(Element and region data)
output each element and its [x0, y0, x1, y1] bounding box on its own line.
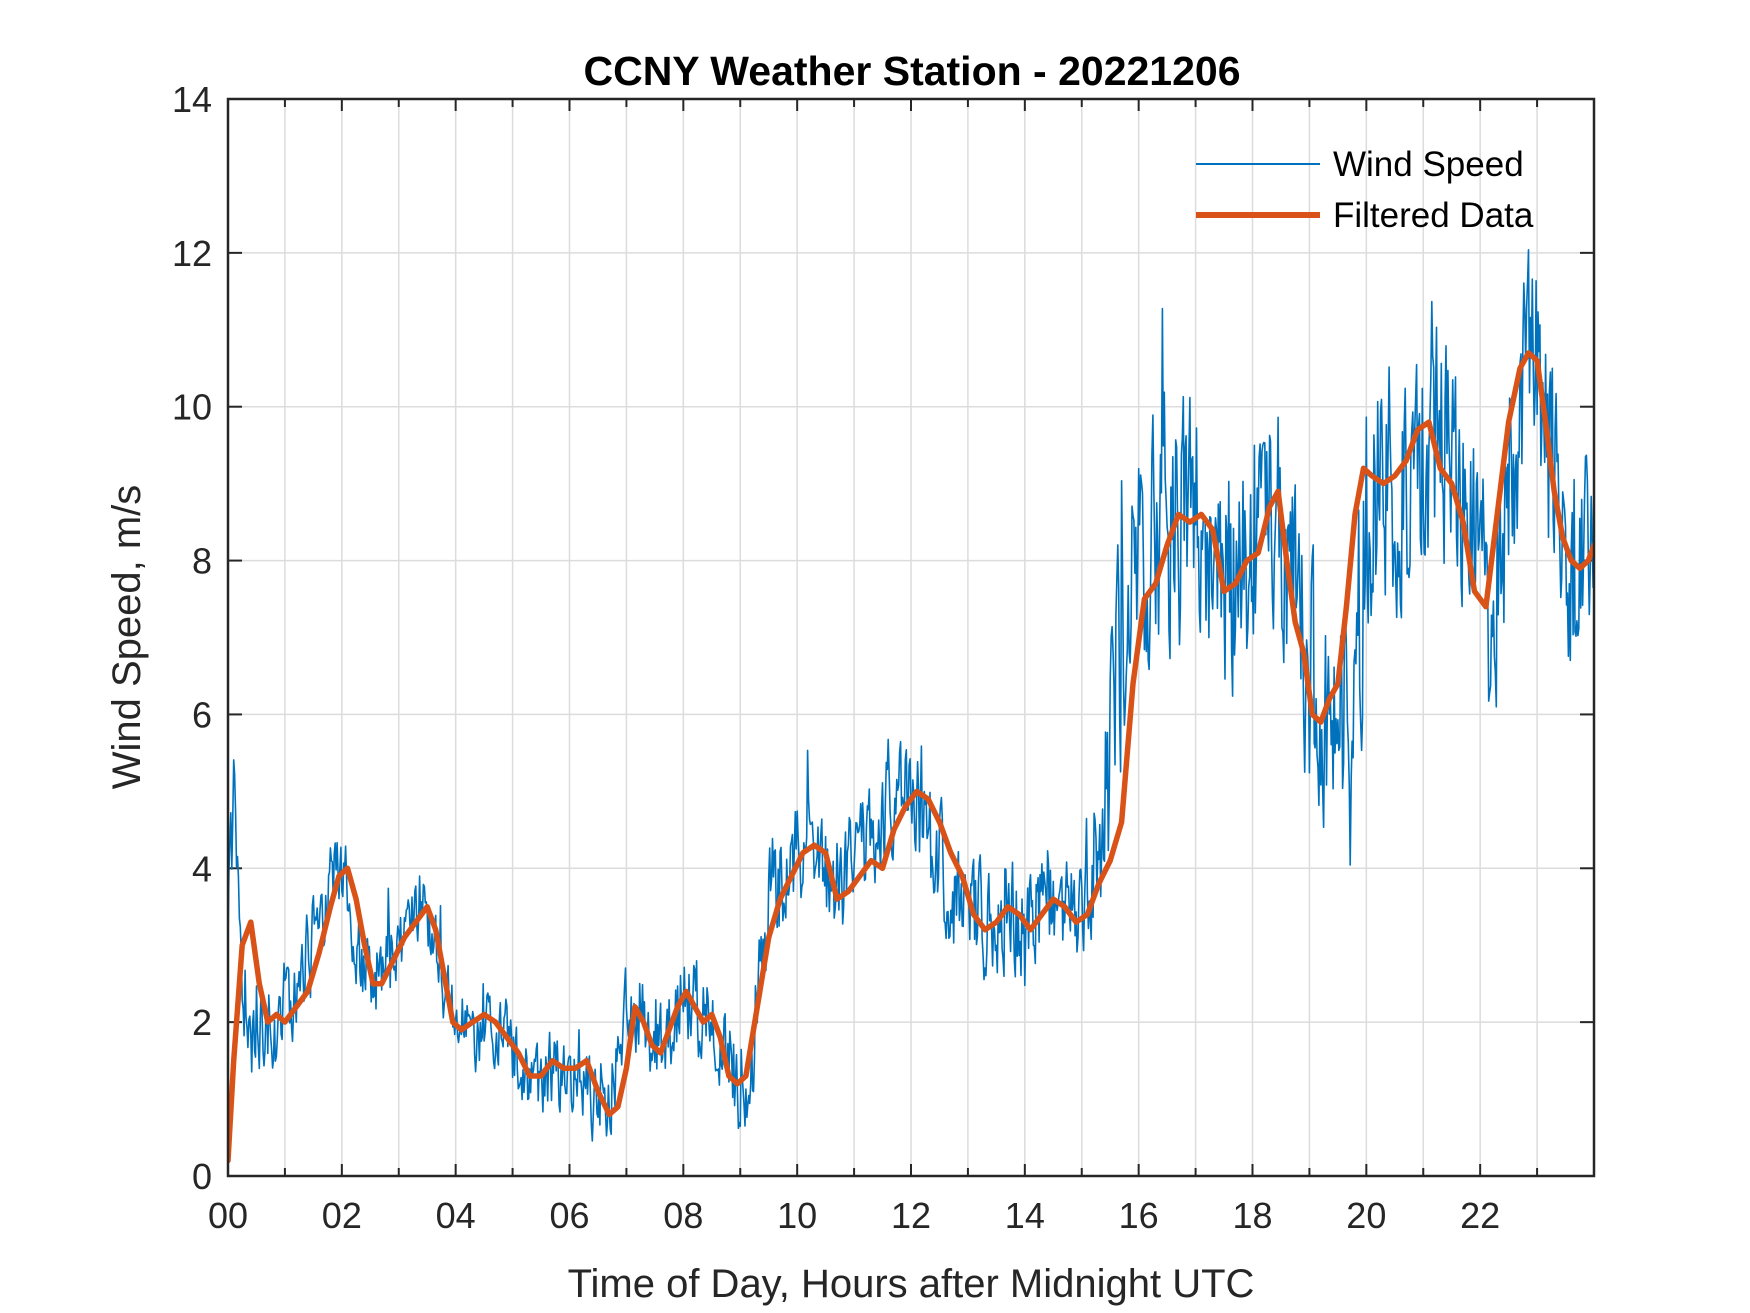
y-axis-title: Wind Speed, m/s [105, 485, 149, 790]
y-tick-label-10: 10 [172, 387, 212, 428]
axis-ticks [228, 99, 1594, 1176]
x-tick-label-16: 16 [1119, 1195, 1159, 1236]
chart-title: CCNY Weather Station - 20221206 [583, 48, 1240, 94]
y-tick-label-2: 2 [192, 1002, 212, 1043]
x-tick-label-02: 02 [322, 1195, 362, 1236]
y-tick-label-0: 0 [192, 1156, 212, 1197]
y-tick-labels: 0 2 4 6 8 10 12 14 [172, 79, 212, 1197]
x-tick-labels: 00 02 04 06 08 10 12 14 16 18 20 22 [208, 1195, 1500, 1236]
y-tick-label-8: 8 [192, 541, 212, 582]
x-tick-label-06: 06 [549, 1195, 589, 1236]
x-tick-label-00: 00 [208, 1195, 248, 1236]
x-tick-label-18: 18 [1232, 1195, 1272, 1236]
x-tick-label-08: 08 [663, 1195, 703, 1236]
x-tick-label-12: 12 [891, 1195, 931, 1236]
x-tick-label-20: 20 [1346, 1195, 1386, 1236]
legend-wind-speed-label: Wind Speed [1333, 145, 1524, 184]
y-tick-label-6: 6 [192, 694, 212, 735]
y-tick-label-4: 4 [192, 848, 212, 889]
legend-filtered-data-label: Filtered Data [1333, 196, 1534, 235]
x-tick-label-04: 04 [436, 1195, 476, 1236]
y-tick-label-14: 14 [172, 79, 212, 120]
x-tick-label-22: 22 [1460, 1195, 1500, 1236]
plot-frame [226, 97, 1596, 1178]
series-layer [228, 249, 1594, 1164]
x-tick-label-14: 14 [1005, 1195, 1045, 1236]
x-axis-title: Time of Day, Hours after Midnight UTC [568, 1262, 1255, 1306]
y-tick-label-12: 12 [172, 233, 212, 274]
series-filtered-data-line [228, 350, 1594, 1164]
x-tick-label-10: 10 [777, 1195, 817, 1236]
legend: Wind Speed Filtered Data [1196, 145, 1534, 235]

...

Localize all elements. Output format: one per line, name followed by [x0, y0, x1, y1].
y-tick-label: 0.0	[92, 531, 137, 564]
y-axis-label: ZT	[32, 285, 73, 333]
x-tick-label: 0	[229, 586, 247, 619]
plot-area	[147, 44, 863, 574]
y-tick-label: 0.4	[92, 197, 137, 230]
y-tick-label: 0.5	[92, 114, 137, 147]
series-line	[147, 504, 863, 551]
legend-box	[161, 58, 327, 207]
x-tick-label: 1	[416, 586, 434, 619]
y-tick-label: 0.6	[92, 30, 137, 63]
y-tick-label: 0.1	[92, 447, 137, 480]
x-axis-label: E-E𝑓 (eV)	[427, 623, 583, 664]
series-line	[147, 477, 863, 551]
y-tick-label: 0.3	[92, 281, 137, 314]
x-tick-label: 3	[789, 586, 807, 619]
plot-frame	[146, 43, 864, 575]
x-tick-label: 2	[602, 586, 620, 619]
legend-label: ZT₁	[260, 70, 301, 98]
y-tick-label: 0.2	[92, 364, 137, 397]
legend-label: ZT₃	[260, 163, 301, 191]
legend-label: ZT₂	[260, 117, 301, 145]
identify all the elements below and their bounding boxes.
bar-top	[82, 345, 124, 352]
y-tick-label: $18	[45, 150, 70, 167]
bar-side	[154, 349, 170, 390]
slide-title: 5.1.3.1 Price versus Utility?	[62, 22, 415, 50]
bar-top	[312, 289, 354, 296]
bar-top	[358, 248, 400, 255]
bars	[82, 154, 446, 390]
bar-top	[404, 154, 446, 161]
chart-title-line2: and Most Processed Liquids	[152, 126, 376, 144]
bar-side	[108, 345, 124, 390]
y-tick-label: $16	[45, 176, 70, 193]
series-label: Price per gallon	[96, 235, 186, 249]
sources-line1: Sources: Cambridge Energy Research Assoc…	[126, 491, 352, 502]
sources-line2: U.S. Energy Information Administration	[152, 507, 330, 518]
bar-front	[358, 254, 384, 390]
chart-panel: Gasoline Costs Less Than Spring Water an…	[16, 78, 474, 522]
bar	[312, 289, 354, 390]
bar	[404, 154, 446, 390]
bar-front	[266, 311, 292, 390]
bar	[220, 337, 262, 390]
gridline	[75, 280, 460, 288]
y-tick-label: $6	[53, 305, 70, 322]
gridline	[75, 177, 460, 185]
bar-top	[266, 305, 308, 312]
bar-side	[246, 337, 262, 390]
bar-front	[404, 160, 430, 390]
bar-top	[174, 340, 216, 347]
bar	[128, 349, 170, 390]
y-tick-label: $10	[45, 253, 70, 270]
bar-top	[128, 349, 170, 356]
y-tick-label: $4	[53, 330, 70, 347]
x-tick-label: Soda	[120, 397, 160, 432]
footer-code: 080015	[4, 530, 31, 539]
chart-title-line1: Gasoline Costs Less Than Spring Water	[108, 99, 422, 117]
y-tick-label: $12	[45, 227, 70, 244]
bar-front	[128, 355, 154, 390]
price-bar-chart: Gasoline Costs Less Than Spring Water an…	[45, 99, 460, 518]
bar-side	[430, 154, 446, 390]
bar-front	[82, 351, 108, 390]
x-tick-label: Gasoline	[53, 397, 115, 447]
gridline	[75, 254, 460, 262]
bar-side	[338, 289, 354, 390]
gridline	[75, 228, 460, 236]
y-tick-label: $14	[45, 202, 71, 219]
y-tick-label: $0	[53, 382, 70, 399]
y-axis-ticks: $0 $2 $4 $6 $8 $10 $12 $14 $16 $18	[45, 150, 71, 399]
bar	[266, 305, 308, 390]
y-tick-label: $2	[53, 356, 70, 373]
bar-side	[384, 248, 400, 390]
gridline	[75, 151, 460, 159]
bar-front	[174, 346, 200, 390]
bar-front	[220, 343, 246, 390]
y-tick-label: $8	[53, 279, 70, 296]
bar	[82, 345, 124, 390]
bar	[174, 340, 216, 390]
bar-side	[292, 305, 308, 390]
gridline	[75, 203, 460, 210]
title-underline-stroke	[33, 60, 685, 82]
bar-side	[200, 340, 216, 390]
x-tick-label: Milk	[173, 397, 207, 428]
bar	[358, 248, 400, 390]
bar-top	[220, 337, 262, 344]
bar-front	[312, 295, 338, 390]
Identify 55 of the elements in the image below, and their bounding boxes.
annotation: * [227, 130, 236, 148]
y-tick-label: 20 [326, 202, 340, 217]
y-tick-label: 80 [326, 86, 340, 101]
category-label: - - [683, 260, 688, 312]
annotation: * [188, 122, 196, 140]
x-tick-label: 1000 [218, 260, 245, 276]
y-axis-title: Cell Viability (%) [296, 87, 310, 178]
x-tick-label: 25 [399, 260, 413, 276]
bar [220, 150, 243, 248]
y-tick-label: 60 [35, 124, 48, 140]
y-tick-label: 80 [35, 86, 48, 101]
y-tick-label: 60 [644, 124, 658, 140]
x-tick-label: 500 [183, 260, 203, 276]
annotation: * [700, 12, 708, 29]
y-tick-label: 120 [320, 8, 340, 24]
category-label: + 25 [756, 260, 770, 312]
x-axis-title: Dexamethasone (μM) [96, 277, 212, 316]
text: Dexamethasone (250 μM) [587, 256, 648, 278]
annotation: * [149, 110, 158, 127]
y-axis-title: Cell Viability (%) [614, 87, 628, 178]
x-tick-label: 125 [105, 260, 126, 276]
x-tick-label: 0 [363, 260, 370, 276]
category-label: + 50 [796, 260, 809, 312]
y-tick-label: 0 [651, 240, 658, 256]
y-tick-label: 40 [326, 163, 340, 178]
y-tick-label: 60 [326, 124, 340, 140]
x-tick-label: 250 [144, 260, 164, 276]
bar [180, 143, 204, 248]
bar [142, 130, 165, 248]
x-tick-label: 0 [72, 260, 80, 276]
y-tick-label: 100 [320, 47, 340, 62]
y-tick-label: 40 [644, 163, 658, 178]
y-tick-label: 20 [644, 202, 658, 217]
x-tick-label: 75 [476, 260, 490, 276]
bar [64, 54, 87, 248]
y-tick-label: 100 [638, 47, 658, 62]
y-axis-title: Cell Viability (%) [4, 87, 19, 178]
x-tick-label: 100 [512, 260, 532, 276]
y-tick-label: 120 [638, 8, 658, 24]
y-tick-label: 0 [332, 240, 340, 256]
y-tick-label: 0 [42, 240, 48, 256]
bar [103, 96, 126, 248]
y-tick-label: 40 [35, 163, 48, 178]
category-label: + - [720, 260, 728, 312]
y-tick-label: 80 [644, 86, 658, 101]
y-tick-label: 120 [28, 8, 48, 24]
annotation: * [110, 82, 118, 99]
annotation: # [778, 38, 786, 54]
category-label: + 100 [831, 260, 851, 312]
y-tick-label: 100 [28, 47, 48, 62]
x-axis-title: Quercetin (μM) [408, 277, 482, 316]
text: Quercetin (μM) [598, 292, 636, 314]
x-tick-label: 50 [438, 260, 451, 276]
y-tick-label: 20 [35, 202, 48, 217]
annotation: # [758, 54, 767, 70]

---

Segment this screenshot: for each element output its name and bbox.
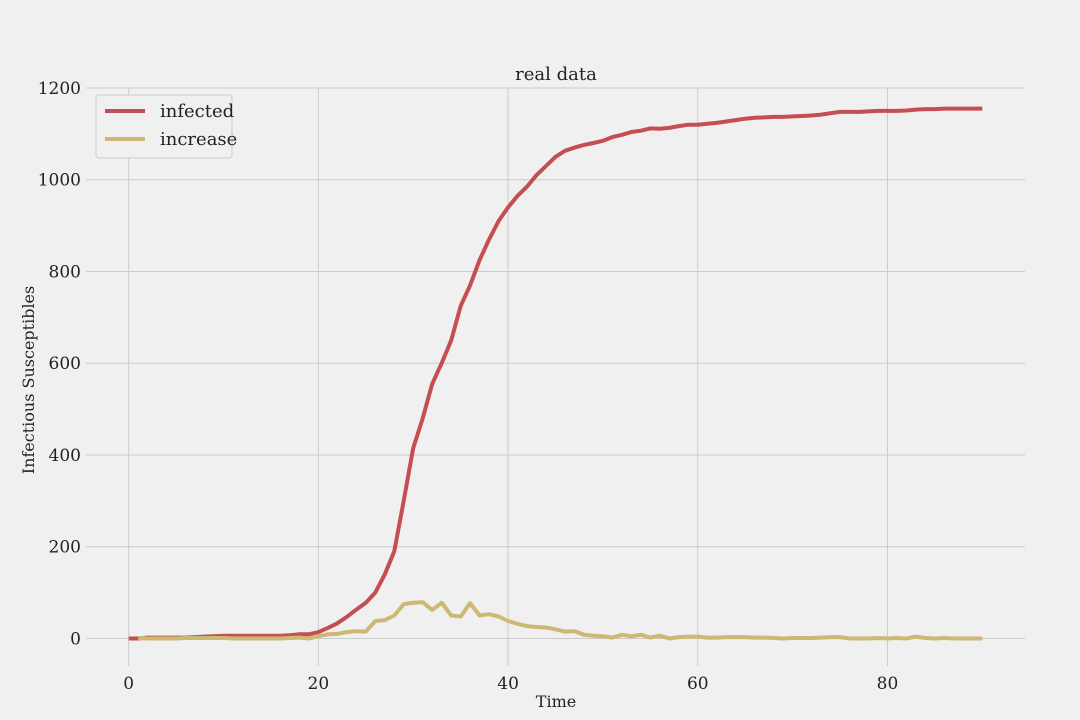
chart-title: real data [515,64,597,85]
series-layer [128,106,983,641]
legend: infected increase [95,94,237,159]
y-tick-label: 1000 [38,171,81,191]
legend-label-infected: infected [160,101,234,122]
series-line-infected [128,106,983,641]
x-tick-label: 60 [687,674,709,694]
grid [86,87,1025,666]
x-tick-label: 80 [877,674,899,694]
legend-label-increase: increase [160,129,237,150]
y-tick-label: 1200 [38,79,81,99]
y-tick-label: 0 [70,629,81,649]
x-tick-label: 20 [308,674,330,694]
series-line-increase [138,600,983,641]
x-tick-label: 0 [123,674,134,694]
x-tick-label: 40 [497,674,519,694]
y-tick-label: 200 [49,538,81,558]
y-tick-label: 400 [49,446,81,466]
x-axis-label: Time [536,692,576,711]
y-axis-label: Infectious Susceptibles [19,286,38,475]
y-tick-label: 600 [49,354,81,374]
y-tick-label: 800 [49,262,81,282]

== Work instructions ==
Copy out, word for word, the lines of the records starting at the line containing "chart-title: real data [515,64,597,85]" and ending at the line containing "x-tick-label: 80 [877,674,899,694]", including both of those lines.

== Output for this task ==
chart-title: real data [515,64,597,85]
series-layer [128,106,983,641]
legend: infected increase [95,94,237,159]
y-tick-label: 1000 [38,171,81,191]
legend-label-infected: infected [160,101,234,122]
series-line-infected [128,106,983,641]
x-tick-label: 60 [687,674,709,694]
grid [86,87,1025,666]
x-tick-label: 80 [877,674,899,694]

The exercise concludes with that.